# Given task:
Print exactly, and only, the lines running from the line containing "Extract the structured" through the end of the records below.
++++++++
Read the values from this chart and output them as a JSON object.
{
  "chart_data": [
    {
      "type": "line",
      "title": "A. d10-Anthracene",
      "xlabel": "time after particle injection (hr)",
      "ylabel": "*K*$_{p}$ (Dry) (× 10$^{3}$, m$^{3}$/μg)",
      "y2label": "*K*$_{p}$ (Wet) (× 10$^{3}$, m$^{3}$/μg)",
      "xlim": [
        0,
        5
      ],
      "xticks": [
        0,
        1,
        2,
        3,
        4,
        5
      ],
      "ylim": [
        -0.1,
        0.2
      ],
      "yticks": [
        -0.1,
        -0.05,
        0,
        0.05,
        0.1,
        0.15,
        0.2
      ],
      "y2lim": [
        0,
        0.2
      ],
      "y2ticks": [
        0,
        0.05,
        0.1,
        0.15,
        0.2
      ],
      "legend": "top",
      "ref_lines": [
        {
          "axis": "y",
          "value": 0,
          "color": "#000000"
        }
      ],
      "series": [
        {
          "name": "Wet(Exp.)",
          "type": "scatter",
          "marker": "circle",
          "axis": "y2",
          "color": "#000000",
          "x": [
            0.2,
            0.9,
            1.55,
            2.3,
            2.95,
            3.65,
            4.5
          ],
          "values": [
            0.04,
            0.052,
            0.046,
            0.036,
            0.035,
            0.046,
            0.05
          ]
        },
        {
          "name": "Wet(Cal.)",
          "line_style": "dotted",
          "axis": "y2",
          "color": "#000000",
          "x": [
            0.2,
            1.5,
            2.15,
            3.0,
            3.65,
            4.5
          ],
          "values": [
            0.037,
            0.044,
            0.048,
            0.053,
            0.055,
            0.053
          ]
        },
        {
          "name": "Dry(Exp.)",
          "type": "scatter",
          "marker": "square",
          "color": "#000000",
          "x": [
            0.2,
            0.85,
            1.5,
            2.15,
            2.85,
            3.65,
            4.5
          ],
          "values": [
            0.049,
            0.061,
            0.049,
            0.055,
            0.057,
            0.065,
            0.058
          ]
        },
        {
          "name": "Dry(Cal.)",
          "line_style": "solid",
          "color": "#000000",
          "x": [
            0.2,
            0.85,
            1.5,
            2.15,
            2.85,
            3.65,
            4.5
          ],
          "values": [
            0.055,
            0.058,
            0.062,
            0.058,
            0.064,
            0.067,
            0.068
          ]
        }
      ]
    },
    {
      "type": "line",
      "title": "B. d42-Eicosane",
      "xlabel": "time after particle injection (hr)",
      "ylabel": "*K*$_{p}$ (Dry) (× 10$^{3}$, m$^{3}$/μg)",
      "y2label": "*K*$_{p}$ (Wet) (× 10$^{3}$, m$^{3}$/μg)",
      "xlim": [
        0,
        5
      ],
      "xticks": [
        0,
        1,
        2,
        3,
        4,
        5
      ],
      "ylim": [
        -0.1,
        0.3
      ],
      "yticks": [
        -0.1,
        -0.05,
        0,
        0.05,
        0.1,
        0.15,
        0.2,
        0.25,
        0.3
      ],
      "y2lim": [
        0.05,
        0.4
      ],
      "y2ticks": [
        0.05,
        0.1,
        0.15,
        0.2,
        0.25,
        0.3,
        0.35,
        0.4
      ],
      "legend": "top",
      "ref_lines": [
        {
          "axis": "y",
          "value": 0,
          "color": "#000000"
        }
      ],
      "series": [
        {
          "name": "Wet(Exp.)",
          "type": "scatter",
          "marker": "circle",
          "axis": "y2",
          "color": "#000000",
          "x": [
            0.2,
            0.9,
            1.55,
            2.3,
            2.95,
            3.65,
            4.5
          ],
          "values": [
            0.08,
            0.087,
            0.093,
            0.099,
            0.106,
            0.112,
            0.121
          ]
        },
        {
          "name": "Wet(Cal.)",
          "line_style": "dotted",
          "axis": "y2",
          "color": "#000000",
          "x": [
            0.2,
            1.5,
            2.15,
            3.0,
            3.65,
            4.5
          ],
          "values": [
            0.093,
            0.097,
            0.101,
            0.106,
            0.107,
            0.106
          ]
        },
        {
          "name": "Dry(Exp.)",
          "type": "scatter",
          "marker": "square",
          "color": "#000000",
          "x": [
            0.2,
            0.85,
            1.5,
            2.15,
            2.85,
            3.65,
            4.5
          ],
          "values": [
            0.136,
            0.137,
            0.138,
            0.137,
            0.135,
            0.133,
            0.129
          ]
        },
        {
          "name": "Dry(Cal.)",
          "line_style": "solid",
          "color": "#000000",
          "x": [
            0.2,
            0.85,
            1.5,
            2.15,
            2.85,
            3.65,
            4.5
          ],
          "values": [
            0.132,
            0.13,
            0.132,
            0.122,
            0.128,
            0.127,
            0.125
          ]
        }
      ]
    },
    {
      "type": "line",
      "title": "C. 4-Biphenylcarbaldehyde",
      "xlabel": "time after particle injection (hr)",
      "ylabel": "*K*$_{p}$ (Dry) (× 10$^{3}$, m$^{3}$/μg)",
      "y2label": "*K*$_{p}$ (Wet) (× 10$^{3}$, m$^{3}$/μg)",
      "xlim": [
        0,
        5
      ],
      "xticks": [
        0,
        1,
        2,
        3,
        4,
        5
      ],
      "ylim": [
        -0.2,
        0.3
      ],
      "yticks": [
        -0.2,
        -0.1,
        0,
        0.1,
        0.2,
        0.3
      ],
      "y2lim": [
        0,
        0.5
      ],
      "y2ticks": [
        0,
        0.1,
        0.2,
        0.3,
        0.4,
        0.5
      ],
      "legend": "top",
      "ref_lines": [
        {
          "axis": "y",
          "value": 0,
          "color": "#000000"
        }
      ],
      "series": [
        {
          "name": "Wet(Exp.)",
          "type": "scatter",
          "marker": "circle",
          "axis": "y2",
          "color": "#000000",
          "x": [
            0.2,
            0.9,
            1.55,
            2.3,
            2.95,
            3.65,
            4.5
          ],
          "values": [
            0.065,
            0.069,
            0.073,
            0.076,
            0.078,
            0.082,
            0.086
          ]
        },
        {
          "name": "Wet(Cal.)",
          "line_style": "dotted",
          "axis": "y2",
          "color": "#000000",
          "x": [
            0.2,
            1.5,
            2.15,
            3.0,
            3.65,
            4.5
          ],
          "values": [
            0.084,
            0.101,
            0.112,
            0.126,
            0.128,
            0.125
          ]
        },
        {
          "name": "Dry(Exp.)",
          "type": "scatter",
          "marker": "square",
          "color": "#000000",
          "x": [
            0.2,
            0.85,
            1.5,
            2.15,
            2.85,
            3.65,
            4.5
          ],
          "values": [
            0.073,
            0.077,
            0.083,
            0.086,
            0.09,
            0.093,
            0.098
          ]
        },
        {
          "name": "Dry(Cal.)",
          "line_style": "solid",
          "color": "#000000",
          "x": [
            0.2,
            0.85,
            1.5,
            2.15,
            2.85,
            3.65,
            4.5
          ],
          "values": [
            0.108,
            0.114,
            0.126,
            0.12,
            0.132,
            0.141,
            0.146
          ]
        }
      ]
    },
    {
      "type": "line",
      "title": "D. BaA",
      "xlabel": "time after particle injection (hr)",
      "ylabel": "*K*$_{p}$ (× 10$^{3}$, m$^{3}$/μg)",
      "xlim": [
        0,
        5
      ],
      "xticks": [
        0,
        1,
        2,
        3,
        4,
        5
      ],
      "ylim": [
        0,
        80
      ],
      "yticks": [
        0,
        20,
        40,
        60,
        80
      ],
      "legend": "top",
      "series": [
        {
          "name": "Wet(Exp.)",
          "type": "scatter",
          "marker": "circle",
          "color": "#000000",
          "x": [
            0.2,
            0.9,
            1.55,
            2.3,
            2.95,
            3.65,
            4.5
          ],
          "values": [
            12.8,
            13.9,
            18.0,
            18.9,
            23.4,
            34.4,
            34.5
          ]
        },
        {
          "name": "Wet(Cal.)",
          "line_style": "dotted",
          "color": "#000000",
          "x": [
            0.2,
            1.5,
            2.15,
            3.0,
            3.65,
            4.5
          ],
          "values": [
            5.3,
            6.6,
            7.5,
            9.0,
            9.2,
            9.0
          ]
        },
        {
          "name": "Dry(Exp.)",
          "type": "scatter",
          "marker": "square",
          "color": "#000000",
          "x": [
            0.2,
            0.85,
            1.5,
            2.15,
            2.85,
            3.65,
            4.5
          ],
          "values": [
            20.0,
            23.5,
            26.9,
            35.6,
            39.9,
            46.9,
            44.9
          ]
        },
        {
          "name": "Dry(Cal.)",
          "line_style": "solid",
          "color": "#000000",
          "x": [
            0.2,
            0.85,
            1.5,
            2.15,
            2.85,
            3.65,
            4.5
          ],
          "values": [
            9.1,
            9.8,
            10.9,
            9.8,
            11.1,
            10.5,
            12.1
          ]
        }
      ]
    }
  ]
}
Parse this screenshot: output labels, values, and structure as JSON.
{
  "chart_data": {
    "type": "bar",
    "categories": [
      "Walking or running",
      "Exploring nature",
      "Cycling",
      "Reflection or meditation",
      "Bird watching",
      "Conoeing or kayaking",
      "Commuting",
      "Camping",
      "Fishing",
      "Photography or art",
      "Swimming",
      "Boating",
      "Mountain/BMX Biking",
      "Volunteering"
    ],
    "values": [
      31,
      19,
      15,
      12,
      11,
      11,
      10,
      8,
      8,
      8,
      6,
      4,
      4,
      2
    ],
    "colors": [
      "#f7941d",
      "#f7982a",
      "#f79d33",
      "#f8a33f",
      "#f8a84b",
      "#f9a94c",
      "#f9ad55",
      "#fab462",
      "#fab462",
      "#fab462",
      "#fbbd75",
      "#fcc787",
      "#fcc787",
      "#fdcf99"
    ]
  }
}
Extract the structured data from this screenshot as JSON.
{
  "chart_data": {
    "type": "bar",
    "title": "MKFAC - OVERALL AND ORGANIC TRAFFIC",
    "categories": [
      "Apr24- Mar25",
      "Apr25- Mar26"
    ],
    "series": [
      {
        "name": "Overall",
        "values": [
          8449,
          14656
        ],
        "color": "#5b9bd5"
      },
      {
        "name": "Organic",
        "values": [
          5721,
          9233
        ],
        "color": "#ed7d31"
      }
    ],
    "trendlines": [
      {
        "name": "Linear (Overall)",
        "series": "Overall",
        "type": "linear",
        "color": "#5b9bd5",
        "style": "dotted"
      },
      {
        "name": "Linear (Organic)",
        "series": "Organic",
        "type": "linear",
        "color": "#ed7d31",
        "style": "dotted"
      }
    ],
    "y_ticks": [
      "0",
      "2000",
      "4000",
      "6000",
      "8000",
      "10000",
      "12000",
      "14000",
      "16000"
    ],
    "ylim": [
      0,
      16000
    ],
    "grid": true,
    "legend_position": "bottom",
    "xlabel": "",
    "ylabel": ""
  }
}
++++++++
# Exercise solution:
Extract the structured data from this screenshot as JSON.
{
  "chart_data": {
    "type": "bar",
    "title": "MKFAC - OVERALL AND ORGANIC TRAFFIC",
    "categories": [
      "Apr24- Mar25",
      "Apr25- Mar26"
    ],
    "series": [
      {
        "name": "Overall",
        "values": [
          8449,
          14656
        ],
        "color": "#5b9bd5"
      },
      {
        "name": "Organic",
        "values": [
          5721,
          9233
        ],
        "color": "#ed7d31"
      }
    ],
    "trendlines": [
      {
        "name": "Linear (Overall)",
        "series": "Overall",
        "type": "linear",
        "color": "#5b9bd5",
        "style": "dotted"
      },
      {
        "name": "Linear (Organic)",
        "series": "Organic",
        "type": "linear",
        "color": "#ed7d31",
        "style": "dotted"
      }
    ],
    "y_ticks": [
      "0",
      "2000",
      "4000",
      "6000",
      "8000",
      "10000",
      "12000",
      "14000",
      "16000"
    ],
    "ylim": [
      0,
      16000
    ],
    "grid": true,
    "legend_position": "bottom",
    "xlabel": "",
    "ylabel": ""
  }
}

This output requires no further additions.